Stored data entries

-- start --

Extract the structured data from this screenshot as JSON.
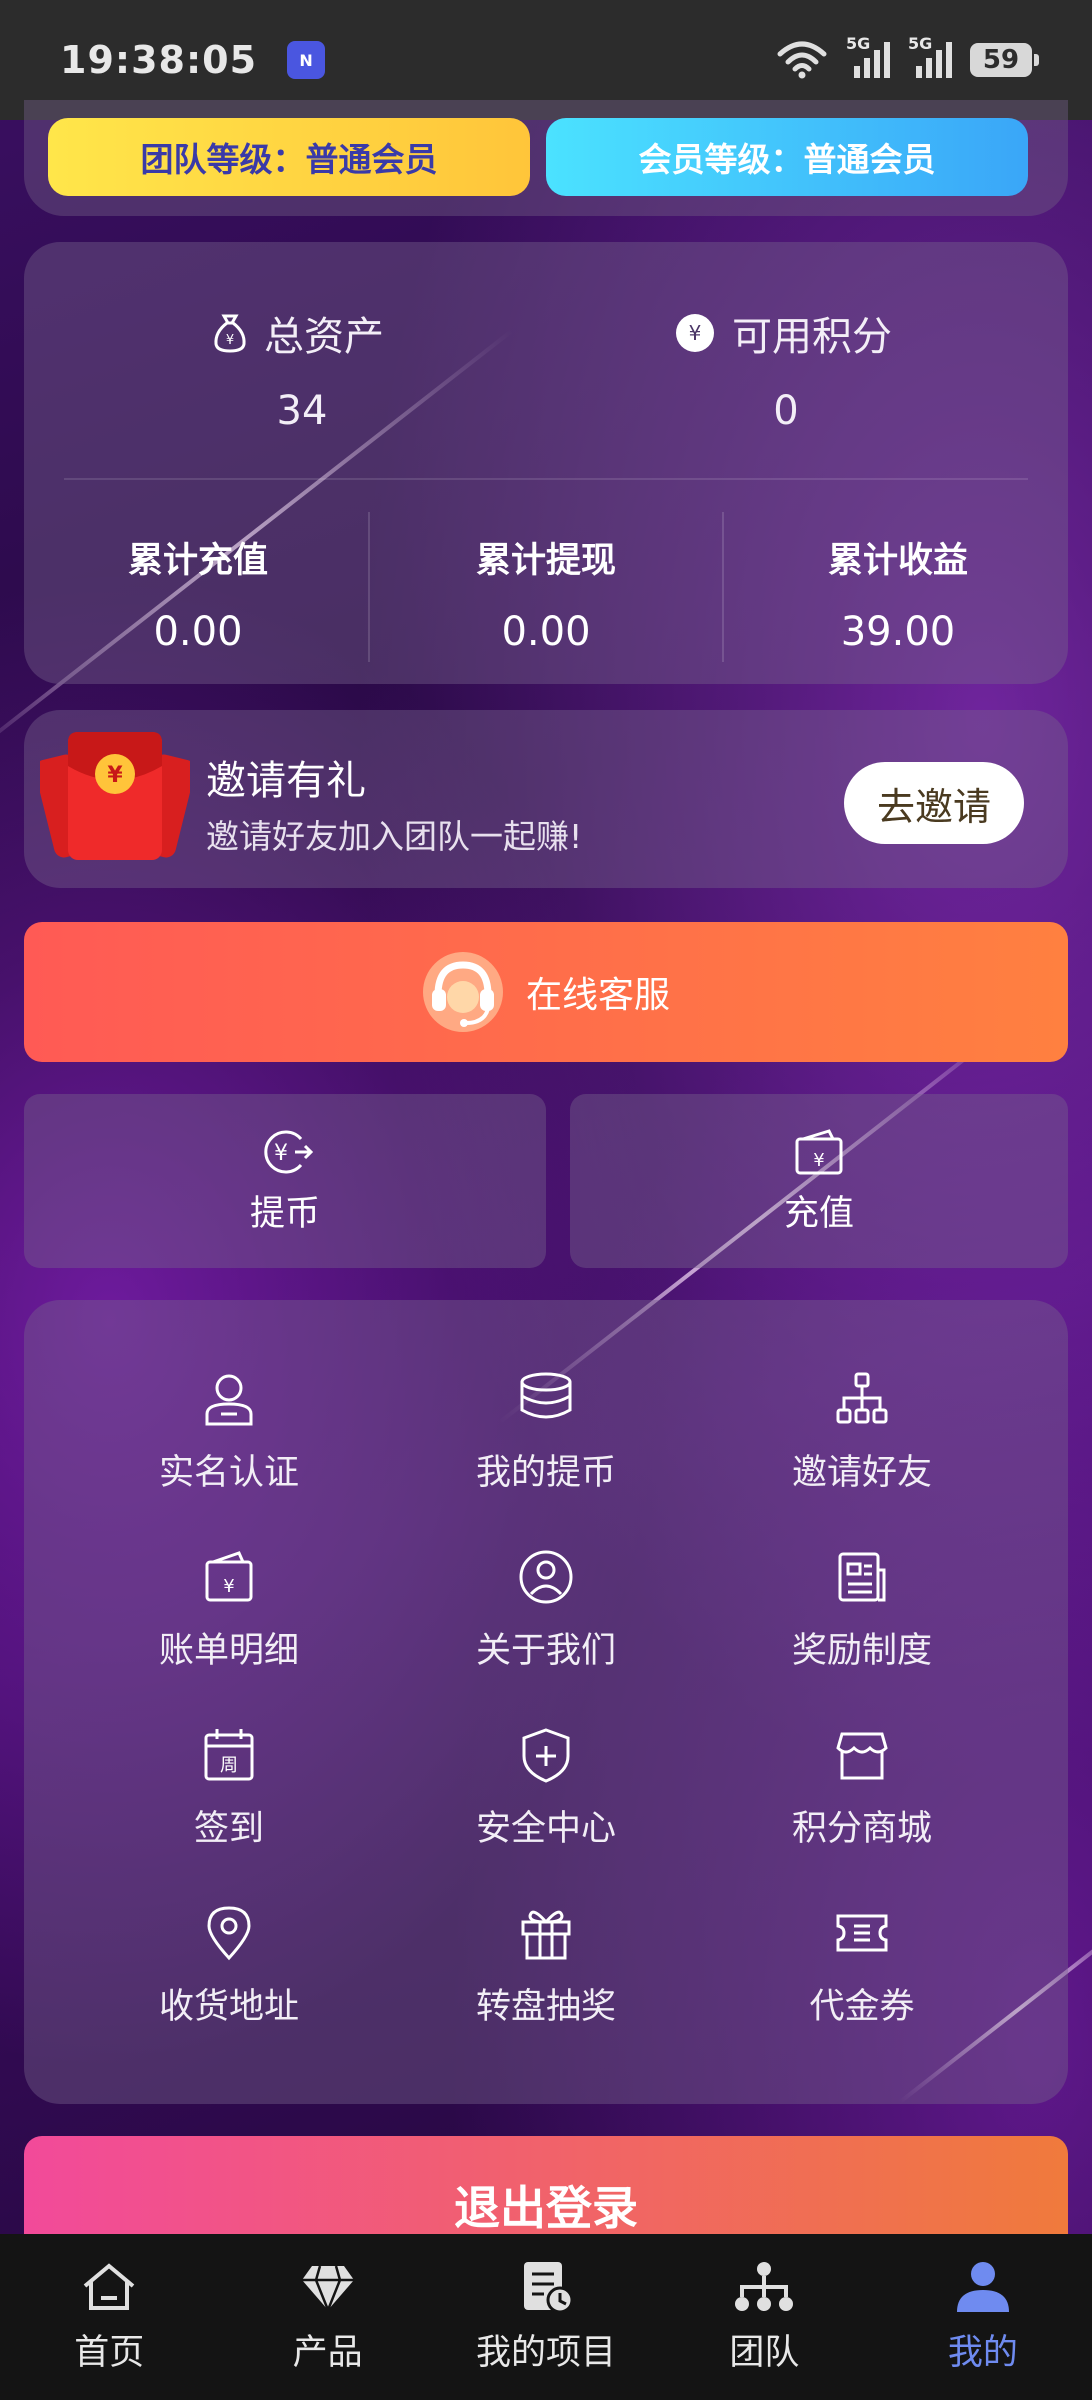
{
  "status_bar": {
    "time": "19:38:05",
    "app_badge": "N",
    "net1": "5G",
    "net2": "5G",
    "battery": "59"
  },
  "levels": {
    "team": "团队等级：普通会员",
    "member": "会员等级：普通会员"
  },
  "assets": {
    "total_label": "总资产",
    "total_value": "34",
    "points_label": "可用积分",
    "points_value": "0",
    "stats": [
      {
        "label": "累计充值",
        "value": "0.00"
      },
      {
        "label": "累计提现",
        "value": "0.00"
      },
      {
        "label": "累计收益",
        "value": "39.00"
      }
    ]
  },
  "invite": {
    "title": "邀请有礼",
    "subtitle": "邀请好友加入团队一起赚!",
    "button": "去邀请"
  },
  "service": {
    "label": "在线客服"
  },
  "actions": {
    "withdraw": "提币",
    "recharge": "充值"
  },
  "menu": [
    {
      "label": "实名认证",
      "icon": "user-icon"
    },
    {
      "label": "我的提币",
      "icon": "coins-icon"
    },
    {
      "label": "邀请好友",
      "icon": "network-icon"
    },
    {
      "label": "账单明细",
      "icon": "wallet-icon"
    },
    {
      "label": "关于我们",
      "icon": "person-circle-icon"
    },
    {
      "label": "奖励制度",
      "icon": "document-icon"
    },
    {
      "label": "签到",
      "icon": "calendar-icon"
    },
    {
      "label": "安全中心",
      "icon": "shield-icon"
    },
    {
      "label": "积分商城",
      "icon": "store-icon"
    },
    {
      "label": "收货地址",
      "icon": "location-icon"
    },
    {
      "label": "转盘抽奖",
      "icon": "gift-icon"
    },
    {
      "label": "代金券",
      "icon": "ticket-icon"
    }
  ],
  "calendar_glyph": "周",
  "logout": "退出登录",
  "tabs": [
    {
      "label": "首页",
      "icon": "home-icon"
    },
    {
      "label": "产品",
      "icon": "diamond-icon"
    },
    {
      "label": "我的项目",
      "icon": "project-icon"
    },
    {
      "label": "团队",
      "icon": "team-icon"
    },
    {
      "label": "我的",
      "icon": "profile-icon",
      "active": true
    }
  ],
  "colors": {
    "accent": "#6f8bf0",
    "service": "#ff6a4a",
    "team_pill": "#ffd93f",
    "member_pill": "#42c4fb"
  }
}
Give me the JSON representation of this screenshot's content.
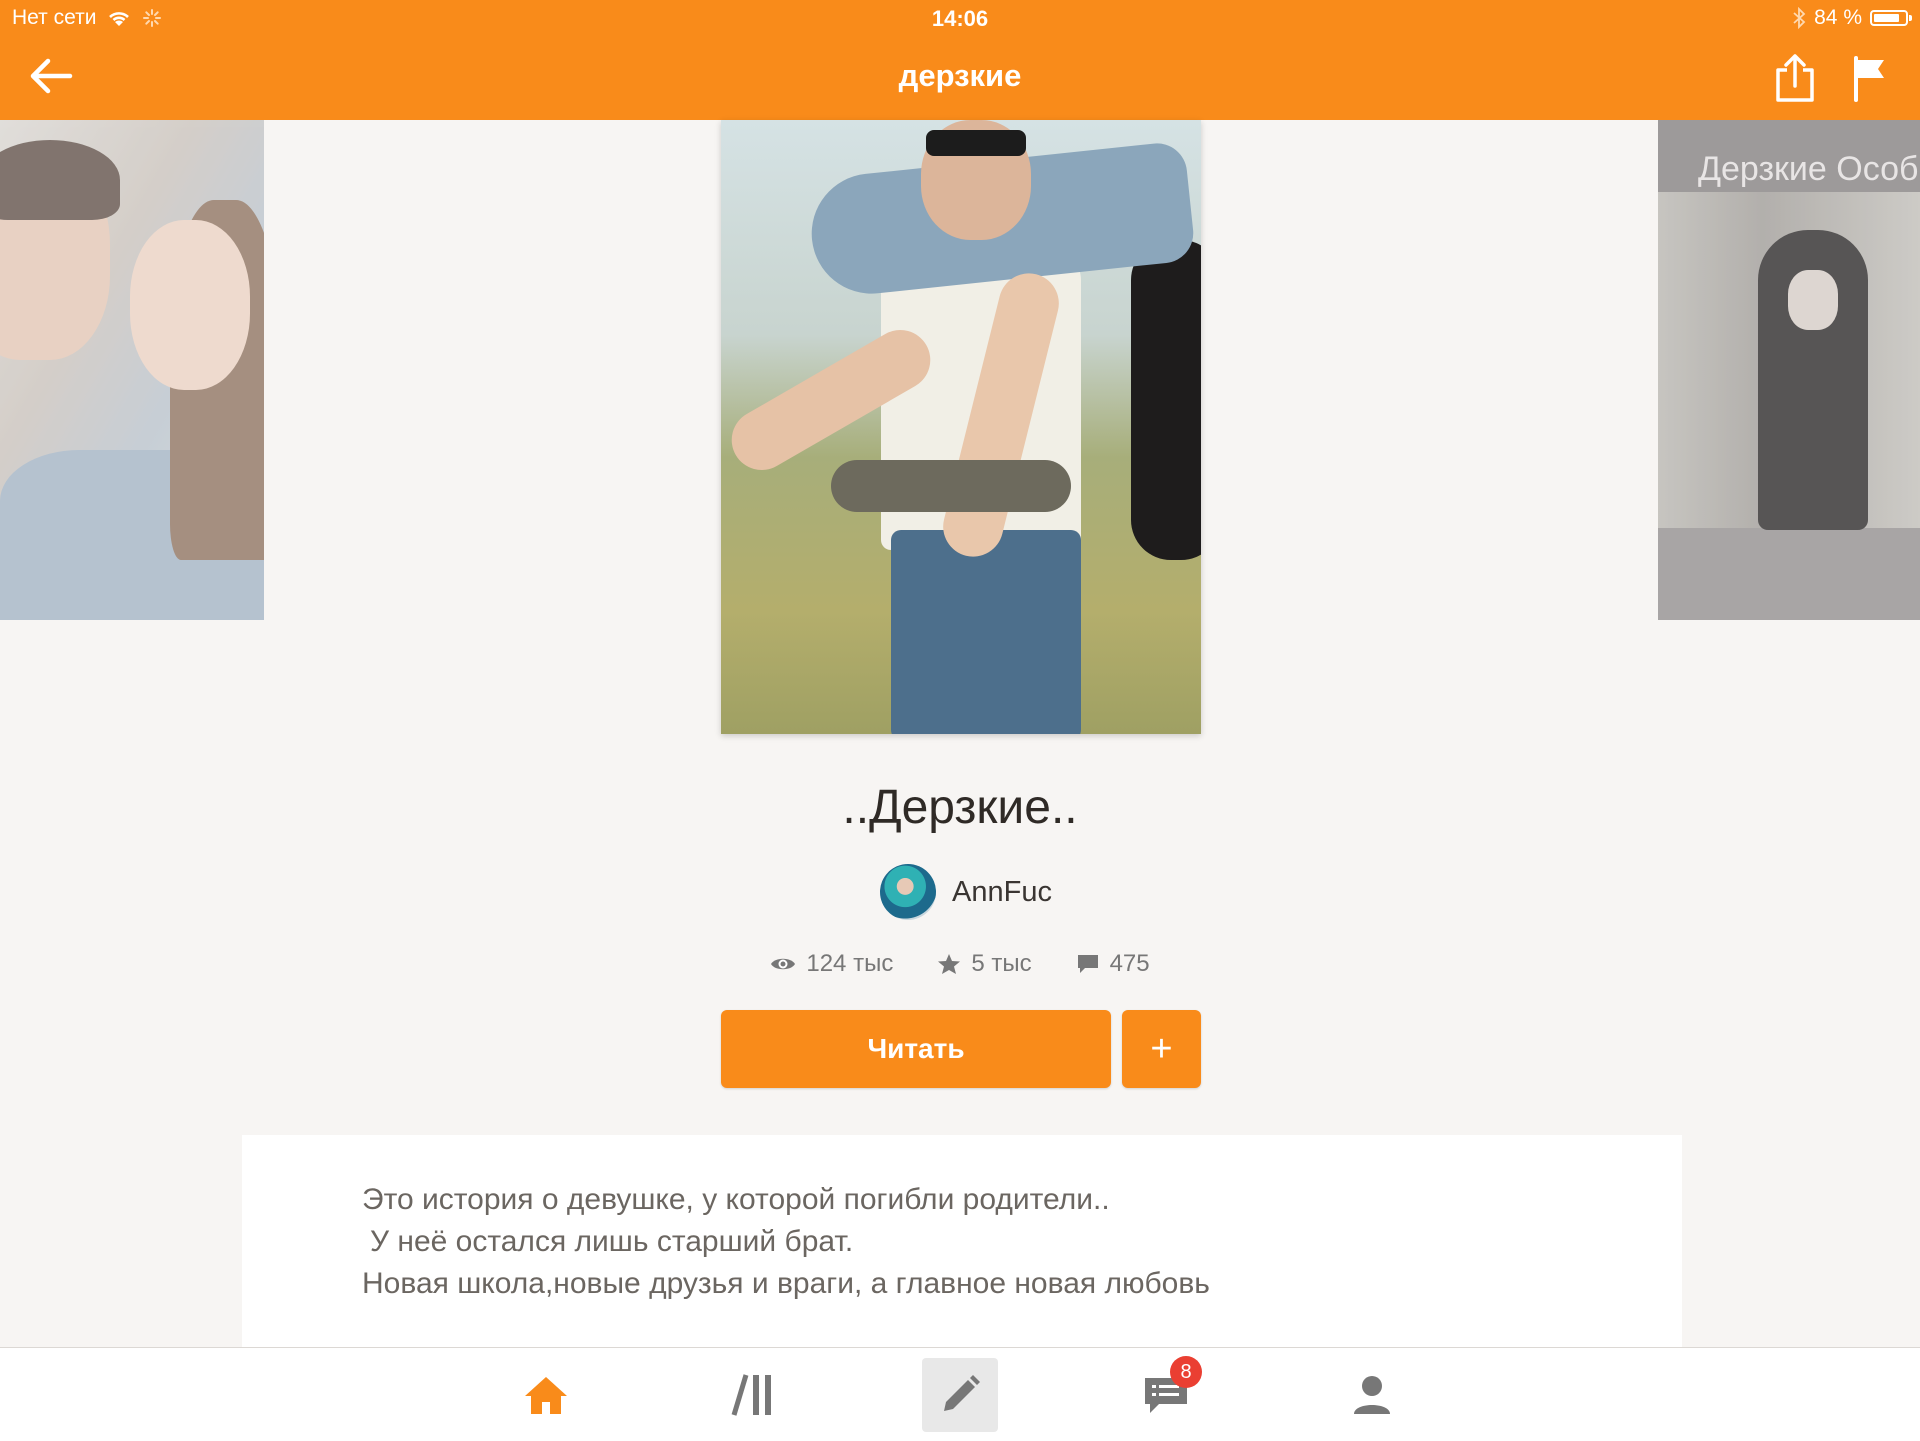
{
  "status_bar": {
    "network": "Нет сети",
    "time": "14:06",
    "battery_text": "84 %",
    "battery_level": 0.84
  },
  "nav": {
    "title": "дерзкие",
    "back_icon": "arrow-left-icon",
    "share_icon": "share-icon",
    "report_icon": "flag-icon"
  },
  "carousel": {
    "right_cover_title": "Дерзкие Особ"
  },
  "story": {
    "title": "..Дерзкие..",
    "author": "AnnFuc",
    "stats": {
      "views": "124 тыс",
      "votes": "5 тыс",
      "comments": "475"
    },
    "read_label": "Читать",
    "add_label": "+",
    "description": [
      "Это история о девушке, у которой погибли родители..",
      "У неё остался лишь старший брат.",
      "Новая школа,новые друзья и враги, а главное новая любовь"
    ]
  },
  "tabbar": {
    "items": [
      {
        "name": "home",
        "icon": "home-icon",
        "active": true
      },
      {
        "name": "library",
        "icon": "library-icon",
        "active": false
      },
      {
        "name": "write",
        "icon": "pencil-icon",
        "active": false
      },
      {
        "name": "messages",
        "icon": "chat-icon",
        "badge": "8",
        "active": false
      },
      {
        "name": "profile",
        "icon": "user-icon",
        "active": false
      }
    ]
  },
  "colors": {
    "accent": "#f98b1a",
    "background": "#f7f5f3",
    "badge": "#ea3f32"
  }
}
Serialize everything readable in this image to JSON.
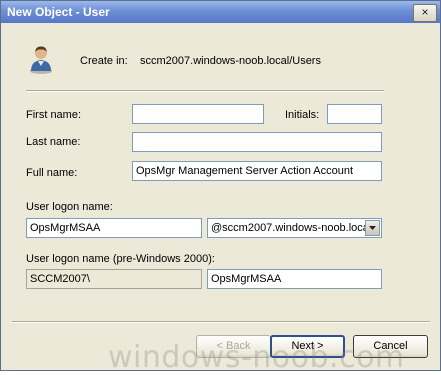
{
  "window": {
    "title": "New Object - User",
    "close_glyph": "×"
  },
  "header": {
    "create_in_label": "Create in:",
    "create_in_value": "sccm2007.windows-noob.local/Users",
    "icon": "user-icon"
  },
  "form": {
    "first_name": {
      "label": "First name:",
      "value": ""
    },
    "initials": {
      "label": "Initials:",
      "value": ""
    },
    "last_name": {
      "label": "Last name:",
      "value": ""
    },
    "full_name": {
      "label": "Full name:",
      "value": "OpsMgr Management Server Action Account"
    },
    "logon": {
      "label": "User logon name:",
      "value": "OpsMgrMSAA",
      "domain": "@sccm2007.windows-noob.local"
    },
    "pre2000": {
      "label": "User logon name (pre-Windows 2000):",
      "domain_prefix": "SCCM2007\\",
      "value": "OpsMgrMSAA"
    }
  },
  "buttons": {
    "back": "< Back",
    "next": "Next >",
    "cancel": "Cancel"
  },
  "watermark": "windows-noob.com"
}
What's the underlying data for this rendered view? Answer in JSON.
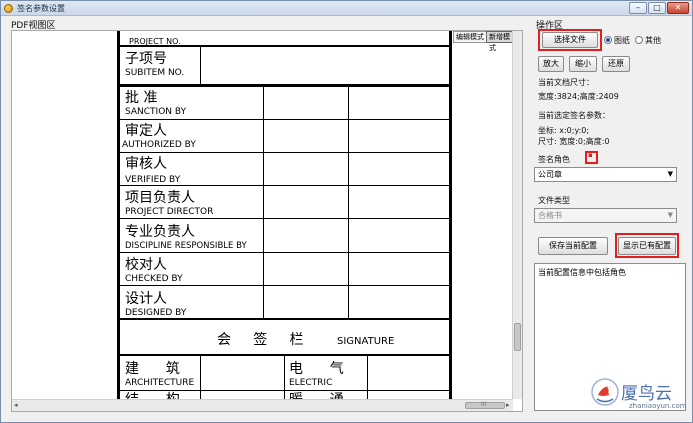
{
  "window": {
    "title": "签名参数设置",
    "min": "–",
    "max": "□",
    "close": "✕"
  },
  "pdf_panel": {
    "label": "PDF视图区",
    "modes": [
      "编辑模式",
      "新增模式"
    ],
    "scroll_left": "◂",
    "scroll_right": "▸",
    "scroll_grip": "III"
  },
  "document": {
    "top_cut": "PROJECT NO.",
    "subitem_cn": "子项号",
    "subitem_en": "SUBITEM NO.",
    "rows": [
      {
        "cn": "批  准",
        "en": "SANCTION BY"
      },
      {
        "cn": "审定人",
        "en": "AUTHORIZED BY"
      },
      {
        "cn": "审核人",
        "en": "VERIFIED BY"
      },
      {
        "cn": "项目负责人",
        "en": "PROJECT DIRECTOR"
      },
      {
        "cn": "专业负责人",
        "en": "DISCIPLINE RESPONSIBLE BY"
      },
      {
        "cn": "校对人",
        "en": "CHECKED BY"
      },
      {
        "cn": "设计人",
        "en": "DESIGNED BY"
      }
    ],
    "signature_cn": "会     签     栏",
    "signature_en": "SIGNATURE",
    "sig_rows": [
      {
        "left_cn": "建      筑",
        "left_en": "ARCHITECTURE",
        "right_cn": "电      气",
        "right_en": "ELECTRIC"
      },
      {
        "left_cn": "结      构",
        "left_en": "",
        "right_cn": "暖      通",
        "right_en": ""
      }
    ]
  },
  "ops_panel": {
    "label": "操作区",
    "select_file_button": "选择文件",
    "file_type_options": [
      "图纸",
      "其他"
    ],
    "selected_file_type": "图纸",
    "zoom_in": "放大",
    "zoom_out": "缩小",
    "reset": "还原",
    "doc_size_label": "当前文档尺寸：",
    "doc_size_value": "宽度:3824;高度:2409",
    "sign_params_label": "当前选定签名参数：",
    "coords": "坐标: x:0;y:0;",
    "size": "尺寸: 宽度:0;高度:0",
    "sign_role_label": "签名角色",
    "sign_role_value": "公司章",
    "file_type_label": "文件类型",
    "file_type_value": "合格书",
    "save_button": "保存当前配置",
    "show_button": "显示已有配置",
    "list_header": "当前配置信息中包括角色"
  },
  "watermark": {
    "text": "厦鸟云",
    "sub": "zhaniaoyun.com"
  },
  "colors": {
    "highlight": "#e21e1e",
    "title_bg": "#c9d8ec",
    "watermark": "#4a6fb3"
  }
}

-- end --

_Task:_
Each line that holds the word "OpsMgrMSAA" should be extracted from the records.

_Exercise response:_
      "value": "OpsMgrMSAA",
      "value": "OpsMgrMSAA"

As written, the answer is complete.